Job: Which lines in the records below contain the word "Поклонной"? Copy each of them.
-- START Input for this task --
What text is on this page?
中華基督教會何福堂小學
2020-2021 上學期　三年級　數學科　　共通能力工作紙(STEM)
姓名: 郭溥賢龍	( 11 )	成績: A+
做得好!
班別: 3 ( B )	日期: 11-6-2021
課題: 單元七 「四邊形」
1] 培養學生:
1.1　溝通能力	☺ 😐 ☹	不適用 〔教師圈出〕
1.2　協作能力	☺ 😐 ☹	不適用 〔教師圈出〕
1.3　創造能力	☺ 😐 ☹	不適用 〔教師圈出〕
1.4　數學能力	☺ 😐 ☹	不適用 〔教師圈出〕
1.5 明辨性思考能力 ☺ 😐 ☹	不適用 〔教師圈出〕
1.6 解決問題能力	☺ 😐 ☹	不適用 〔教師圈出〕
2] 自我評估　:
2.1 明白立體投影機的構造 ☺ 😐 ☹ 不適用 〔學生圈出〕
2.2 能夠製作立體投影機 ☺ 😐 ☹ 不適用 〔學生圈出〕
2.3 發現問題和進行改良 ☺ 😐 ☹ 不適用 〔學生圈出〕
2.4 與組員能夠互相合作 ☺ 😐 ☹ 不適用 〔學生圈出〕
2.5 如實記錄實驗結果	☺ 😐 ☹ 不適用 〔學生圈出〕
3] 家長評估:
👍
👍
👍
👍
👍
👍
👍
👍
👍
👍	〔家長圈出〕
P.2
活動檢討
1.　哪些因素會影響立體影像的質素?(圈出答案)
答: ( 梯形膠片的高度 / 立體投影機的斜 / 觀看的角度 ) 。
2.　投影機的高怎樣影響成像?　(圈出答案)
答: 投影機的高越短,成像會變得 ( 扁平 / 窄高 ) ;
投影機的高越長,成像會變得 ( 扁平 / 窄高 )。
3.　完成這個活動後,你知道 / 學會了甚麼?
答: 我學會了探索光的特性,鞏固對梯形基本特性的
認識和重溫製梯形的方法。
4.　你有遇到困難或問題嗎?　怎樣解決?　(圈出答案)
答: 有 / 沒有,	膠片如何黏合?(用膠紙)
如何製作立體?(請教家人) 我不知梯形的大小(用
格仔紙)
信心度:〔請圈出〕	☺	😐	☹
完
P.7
-- END Input for this task --
-- START Input for this task --
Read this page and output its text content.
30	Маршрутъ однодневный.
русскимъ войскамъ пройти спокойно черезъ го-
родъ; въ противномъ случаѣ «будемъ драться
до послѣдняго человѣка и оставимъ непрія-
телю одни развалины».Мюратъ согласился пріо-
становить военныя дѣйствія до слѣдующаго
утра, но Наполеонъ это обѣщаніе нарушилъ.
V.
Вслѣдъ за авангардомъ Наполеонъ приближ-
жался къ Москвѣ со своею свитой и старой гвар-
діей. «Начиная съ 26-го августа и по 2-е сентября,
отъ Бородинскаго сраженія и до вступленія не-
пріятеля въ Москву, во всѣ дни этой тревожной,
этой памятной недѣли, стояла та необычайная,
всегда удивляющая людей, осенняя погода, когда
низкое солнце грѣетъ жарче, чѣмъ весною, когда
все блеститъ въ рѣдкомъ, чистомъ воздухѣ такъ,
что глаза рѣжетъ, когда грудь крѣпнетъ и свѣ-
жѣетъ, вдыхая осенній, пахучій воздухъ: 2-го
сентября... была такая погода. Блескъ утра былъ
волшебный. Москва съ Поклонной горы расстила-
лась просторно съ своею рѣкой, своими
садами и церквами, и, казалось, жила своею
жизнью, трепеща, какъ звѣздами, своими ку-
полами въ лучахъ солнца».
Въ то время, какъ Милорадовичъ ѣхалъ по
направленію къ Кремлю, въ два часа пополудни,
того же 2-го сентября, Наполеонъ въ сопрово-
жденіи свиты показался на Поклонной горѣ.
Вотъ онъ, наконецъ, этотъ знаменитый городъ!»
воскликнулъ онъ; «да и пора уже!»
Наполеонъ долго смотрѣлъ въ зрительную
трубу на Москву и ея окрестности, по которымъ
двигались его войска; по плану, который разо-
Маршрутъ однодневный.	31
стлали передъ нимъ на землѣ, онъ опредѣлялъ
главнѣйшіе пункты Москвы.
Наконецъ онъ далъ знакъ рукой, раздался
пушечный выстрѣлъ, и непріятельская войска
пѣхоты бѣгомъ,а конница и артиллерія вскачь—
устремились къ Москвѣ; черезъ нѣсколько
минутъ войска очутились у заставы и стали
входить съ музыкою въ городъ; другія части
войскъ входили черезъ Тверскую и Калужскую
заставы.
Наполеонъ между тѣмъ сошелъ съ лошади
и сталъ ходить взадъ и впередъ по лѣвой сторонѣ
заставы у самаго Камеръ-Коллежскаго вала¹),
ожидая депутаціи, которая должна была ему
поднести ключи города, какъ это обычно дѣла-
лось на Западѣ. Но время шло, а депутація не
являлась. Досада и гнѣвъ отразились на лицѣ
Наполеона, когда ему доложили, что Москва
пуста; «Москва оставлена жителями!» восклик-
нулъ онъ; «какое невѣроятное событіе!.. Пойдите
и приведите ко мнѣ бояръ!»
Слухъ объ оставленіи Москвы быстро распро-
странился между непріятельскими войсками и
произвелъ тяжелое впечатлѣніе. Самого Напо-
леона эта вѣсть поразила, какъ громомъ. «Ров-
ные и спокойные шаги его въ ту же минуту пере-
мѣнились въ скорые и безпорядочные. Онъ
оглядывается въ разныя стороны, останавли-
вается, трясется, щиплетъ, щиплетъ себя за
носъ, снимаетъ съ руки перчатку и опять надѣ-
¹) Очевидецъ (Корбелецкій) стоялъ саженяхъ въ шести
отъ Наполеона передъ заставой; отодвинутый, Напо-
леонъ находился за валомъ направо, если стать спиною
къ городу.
-- END Input for this task --
The result:
волшебный. Москва съ Поклонной горы расстила-
жденіи свиты показался на Поклонной горѣ.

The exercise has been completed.